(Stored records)
%%

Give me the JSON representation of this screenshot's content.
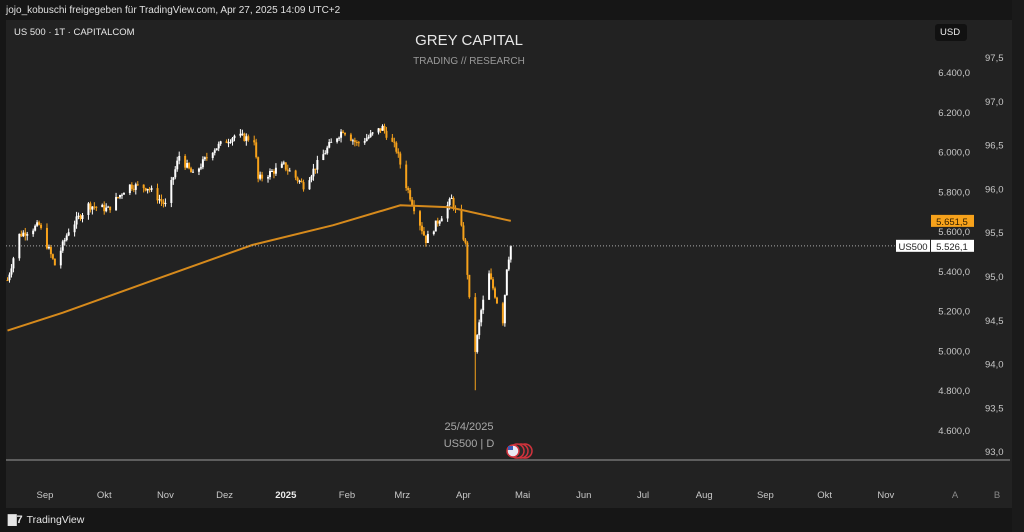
{
  "header": {
    "share_text": "jojo_kobuschi freigegeben für TradingView.com, Apr 27, 2025 14:09 UTC+2"
  },
  "symbol_title": "US 500 · 1T · CAPITALCOM",
  "watermark": {
    "title": "GREY CAPITAL",
    "subtitle": "TRADING // RESEARCH"
  },
  "annotation": {
    "date": "25/4/2025",
    "symbol": "US500 | D"
  },
  "currency": "USD",
  "footer": {
    "logo_text": "TradingView"
  },
  "colors": {
    "up": "#ffffff",
    "down": "#f7a21b",
    "ma": "#d68a1c",
    "price_label_bg": "#ffffff",
    "ma_label_bg": "#f7a21b"
  },
  "chart_data": {
    "type": "candlestick",
    "price_axis": {
      "range": [
        4530,
        6480
      ],
      "ticks": [
        "6.400,0",
        "6.200,0",
        "6.000,0",
        "5.800,0",
        "5.600,0",
        "5.400,0",
        "5.200,0",
        "5.000,0",
        "4.800,0",
        "4.600,0"
      ],
      "tick_values": [
        6400,
        6200,
        6000,
        5800,
        5600,
        5400,
        5200,
        5000,
        4800,
        4600
      ]
    },
    "secondary_axis": {
      "ticks": [
        "97,5",
        "97,0",
        "96,5",
        "96,0",
        "95,5",
        "95,0",
        "94,5",
        "94,0",
        "93,5",
        "93,0"
      ],
      "tick_values": [
        97.5,
        97.0,
        96.5,
        96.0,
        95.5,
        95.0,
        94.5,
        94.0,
        93.5,
        93.0
      ]
    },
    "time_axis": {
      "ticks": [
        {
          "label": "Sep",
          "date": "2024-09-01"
        },
        {
          "label": "Okt",
          "date": "2024-10-01"
        },
        {
          "label": "Nov",
          "date": "2024-11-01"
        },
        {
          "label": "Dez",
          "date": "2024-12-01"
        },
        {
          "label": "2025",
          "date": "2025-01-01"
        },
        {
          "label": "Feb",
          "date": "2025-02-01"
        },
        {
          "label": "Mrz",
          "date": "2025-03-01"
        },
        {
          "label": "Apr",
          "date": "2025-04-01"
        },
        {
          "label": "Mai",
          "date": "2025-05-01"
        },
        {
          "label": "Jun",
          "date": "2025-06-01"
        },
        {
          "label": "Jul",
          "date": "2025-07-01"
        },
        {
          "label": "Aug",
          "date": "2025-08-01"
        },
        {
          "label": "Sep",
          "date": "2025-09-01"
        },
        {
          "label": "Okt",
          "date": "2025-10-01"
        },
        {
          "label": "Nov",
          "date": "2025-11-01"
        }
      ],
      "extra": [
        "A",
        "B"
      ]
    },
    "closes": [
      [
        "2024-08-13",
        5354
      ],
      [
        "2024-08-19",
        5580
      ],
      [
        "2024-08-29",
        5630
      ],
      [
        "2024-09-06",
        5430
      ],
      [
        "2024-09-13",
        5605
      ],
      [
        "2024-09-23",
        5730
      ],
      [
        "2024-10-03",
        5710
      ],
      [
        "2024-10-13",
        5830
      ],
      [
        "2024-10-23",
        5820
      ],
      [
        "2024-11-01",
        5730
      ],
      [
        "2024-11-08",
        5980
      ],
      [
        "2024-11-15",
        5880
      ],
      [
        "2024-11-25",
        6010
      ],
      [
        "2024-12-06",
        6080
      ],
      [
        "2024-12-16",
        6060
      ],
      [
        "2024-12-18",
        5860
      ],
      [
        "2024-12-31",
        5930
      ],
      [
        "2025-01-10",
        5830
      ],
      [
        "2025-01-23",
        6030
      ],
      [
        "2025-01-30",
        6110
      ],
      [
        "2025-02-06",
        6040
      ],
      [
        "2025-02-13",
        6080
      ],
      [
        "2025-02-19",
        6120
      ],
      [
        "2025-02-26",
        6010
      ],
      [
        "2025-03-03",
        5830
      ],
      [
        "2025-03-13",
        5555
      ],
      [
        "2025-03-21",
        5680
      ],
      [
        "2025-03-26",
        5760
      ],
      [
        "2025-03-31",
        5610
      ],
      [
        "2025-04-02",
        5530
      ],
      [
        "2025-04-04",
        5250
      ],
      [
        "2025-04-07",
        5000
      ],
      [
        "2025-04-10",
        5200
      ],
      [
        "2025-04-14",
        5380
      ],
      [
        "2025-04-17",
        5280
      ],
      [
        "2025-04-21",
        5150
      ],
      [
        "2025-04-23",
        5420
      ],
      [
        "2025-04-25",
        5526
      ]
    ],
    "low_point": [
      "2025-04-07",
      4800
    ],
    "moving_average": [
      [
        "2024-08-13",
        5100
      ],
      [
        "2024-09-10",
        5190
      ],
      [
        "2024-10-25",
        5350
      ],
      [
        "2024-12-15",
        5530
      ],
      [
        "2025-01-25",
        5630
      ],
      [
        "2025-02-28",
        5730
      ],
      [
        "2025-03-25",
        5720
      ],
      [
        "2025-04-25",
        5651.5
      ]
    ],
    "last_price": {
      "symbol": "US500",
      "value": 5526.1,
      "label": "5.526,1"
    },
    "ma_last": {
      "value": 5651.5,
      "label": "5.651,5"
    }
  }
}
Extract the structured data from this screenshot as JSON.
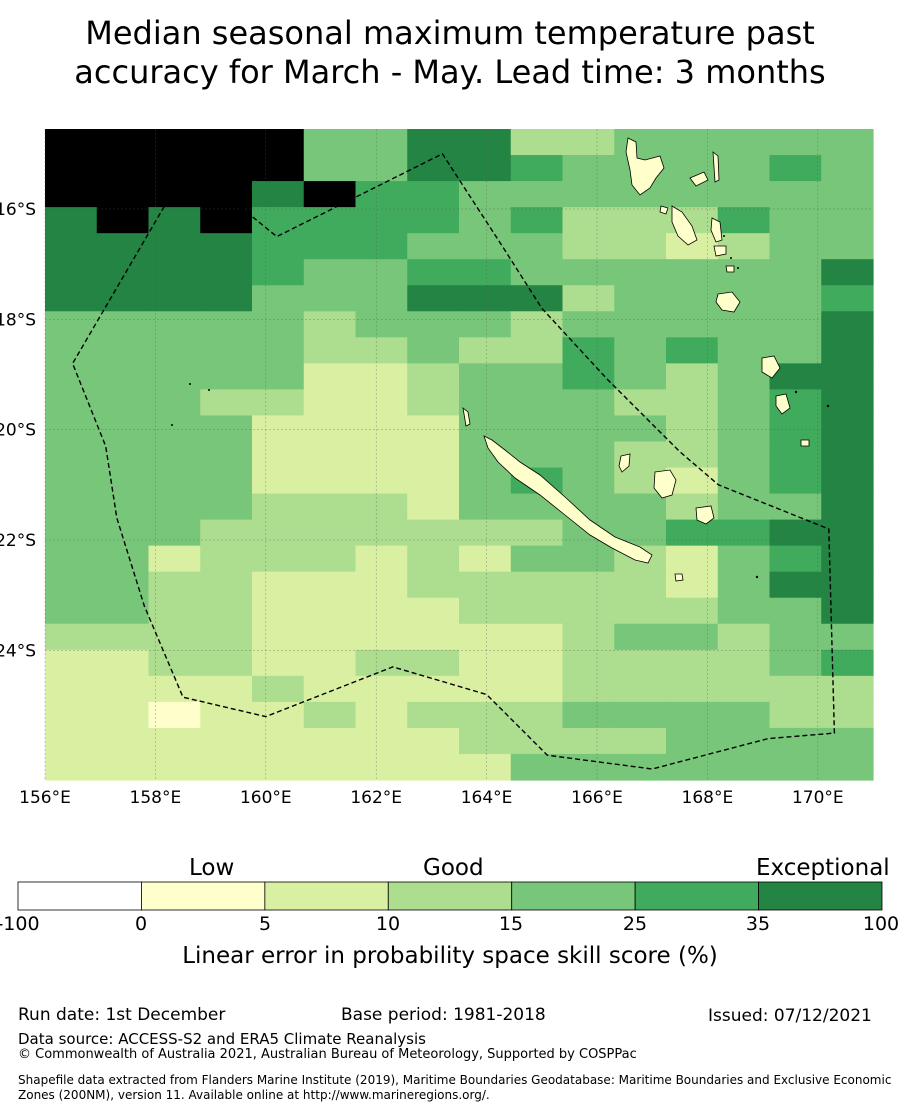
{
  "title": {
    "line1": "Median seasonal maximum temperature past",
    "line2": "accuracy for March - May. Lead time: 3 months"
  },
  "map": {
    "lon_labels": [
      "156°E",
      "158°E",
      "160°E",
      "162°E",
      "164°E",
      "166°E",
      "168°E",
      "170°E"
    ],
    "lat_labels": [
      "16°S",
      "18°S",
      "20°S",
      "22°S",
      "24°S"
    ],
    "lon_range": [
      156,
      171
    ],
    "lat_range": [
      -14.55,
      -26.35
    ],
    "grid_rows": [
      "7777744663344444",
      "7777744665444454",
      "7777675544444444",
      "6767555545333544",
      "6666555444332344",
      "6666544554444446",
      "6666444666344445",
      "4444434443444446",
      "4444433433545446",
      "4444422344543466",
      "4443322344433456",
      "4444222244443456",
      "4444222244433456",
      "4444222245432456",
      "4444333244443446",
      "4443333333445566",
      "4423332324432456",
      "4433222333332466",
      "4433222233333446",
      "3333222222344344",
      "2233223322333345",
      "2222322222333333",
      "2212232333444433",
      "2222222233334444",
      "2222222224444444"
    ],
    "eez_boundary": [
      [
        158.6,
        -15.2
      ],
      [
        156.5,
        -18.8
      ],
      [
        157.1,
        -20.3
      ],
      [
        157.3,
        -21.6
      ],
      [
        157.8,
        -23.2
      ],
      [
        158.5,
        -24.85
      ],
      [
        160.0,
        -25.2
      ],
      [
        162.3,
        -24.3
      ],
      [
        164.0,
        -24.8
      ],
      [
        165.1,
        -25.9
      ],
      [
        167.0,
        -26.15
      ],
      [
        169.1,
        -25.6
      ],
      [
        170.3,
        -25.5
      ],
      [
        170.2,
        -21.8
      ],
      [
        168.2,
        -21.0
      ],
      [
        167.5,
        -20.4
      ],
      [
        166.2,
        -19.1
      ],
      [
        165.0,
        -17.8
      ],
      [
        164.3,
        -16.7
      ],
      [
        163.2,
        -15.0
      ],
      [
        160.2,
        -16.5
      ],
      [
        158.6,
        -15.2
      ]
    ]
  },
  "colorbar": {
    "header_low": "Low",
    "header_good": "Good",
    "header_exceptional": "Exceptional",
    "tick_labels": [
      "-100",
      "0",
      "5",
      "10",
      "15",
      "25",
      "35",
      "100"
    ],
    "colors": [
      "#ffffff",
      "#ffffcc",
      "#d9f0a3",
      "#addd8e",
      "#78c679",
      "#41ab5d",
      "#238443"
    ],
    "title": "Linear error in probability space skill score (%)"
  },
  "footer": {
    "run_date": "Run date: 1st December",
    "base_period": "Base period: 1981-2018",
    "issued": "Issued: 07/12/2021",
    "data_source": "Data source: ACCESS-S2 and ERA5 Climate Reanalysis",
    "copyright": "© Commonwealth of Australia 2021, Australian Bureau of Meteorology, Supported by COSPPac",
    "shapefile_line1": "Shapefile data extracted from Flanders Marine Institute (2019), Maritime Boundaries Geodatabase: Maritime Boundaries and Exclusive Economic",
    "shapefile_line2": "Zones (200NM), version 11. Available online at http://www.marineregions.org/."
  }
}
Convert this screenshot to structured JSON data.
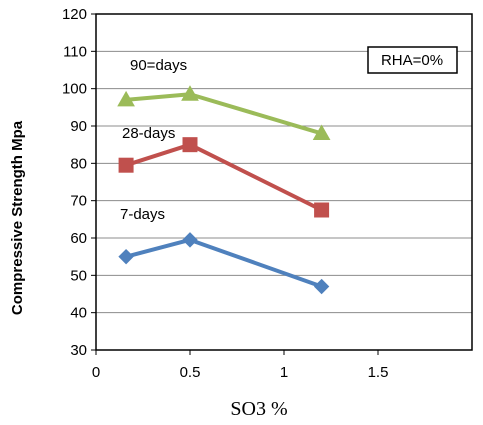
{
  "chart_data": {
    "type": "line",
    "title": "",
    "xlabel": "SO3 %",
    "ylabel": "Compressive Strength Mpa",
    "xlim": [
      0,
      2
    ],
    "ylim": [
      30,
      120
    ],
    "xticks": [
      0,
      0.5,
      1,
      1.5
    ],
    "xtick_labels": [
      "0",
      "0.5",
      "1",
      "1.5"
    ],
    "yticks": [
      30,
      40,
      50,
      60,
      70,
      80,
      90,
      100,
      110,
      120
    ],
    "ytick_labels": [
      "30",
      "40",
      "50",
      "60",
      "70",
      "80",
      "90",
      "100",
      "110",
      "120"
    ],
    "grid": "horizontal",
    "legend": "none",
    "series": [
      {
        "name": "90=days",
        "x": [
          0.16,
          0.5,
          1.2
        ],
        "values": [
          97,
          98.5,
          88
        ],
        "color": "#9bbb59",
        "marker": "triangle"
      },
      {
        "name": "28-days",
        "x": [
          0.16,
          0.5,
          1.2
        ],
        "values": [
          79.5,
          85,
          67.5
        ],
        "color": "#c0504d",
        "marker": "square"
      },
      {
        "name": "7-days",
        "x": [
          0.16,
          0.5,
          1.2
        ],
        "values": [
          55,
          59.5,
          47
        ],
        "color": "#4f81bd",
        "marker": "diamond"
      }
    ],
    "annotation_box": "RHA=0%"
  }
}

%%

• **WHAT YOU WILL DO**
In the listing above, how many lines include the word "from"? Answer with the number and nothing more.

• **PROBLEM SOLUTION**
2